• [What needs to be done] From the material below, list every line containing "systems".
-- start Source data --
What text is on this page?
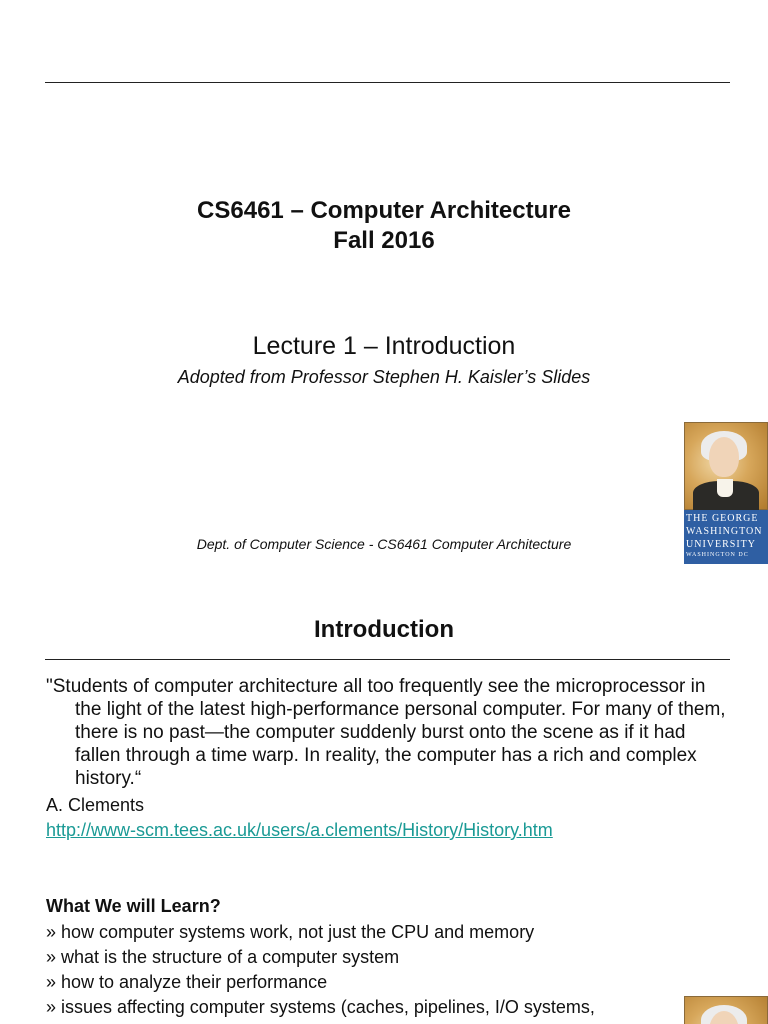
CS6461 – Computer Architecture
Fall 2016
Lecture 1 – Introduction
Adopted from Professor Stephen H. Kaisler’s Slides
Dept. of Computer Science - CS6461 Computer Architecture
THE GEORGE
WASHINGTON
UNIVERSITY
WASHINGTON DC
Introduction
"Students of computer architecture all too frequently see the microprocessor in the light of the latest high-performance personal computer. For many of them, there is no past—the computer suddenly burst onto the scene as if it had fallen through a time warp. In reality, the computer has a rich and complex history.“
A. Clements
http://www-scm.tees.ac.uk/users/a.clements/History/History.htm
What We will Learn?
» how computer systems work, not just the CPU and memory
» what is the structure of a computer system
» how to analyze their performance
» issues affecting computer systems (caches, pipelines, I/O systems,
-- end Source data --
• [Problem solution]
» how computer systems work, not just the CPU and memory
» issues affecting computer systems (caches, pipelines, I/O systems,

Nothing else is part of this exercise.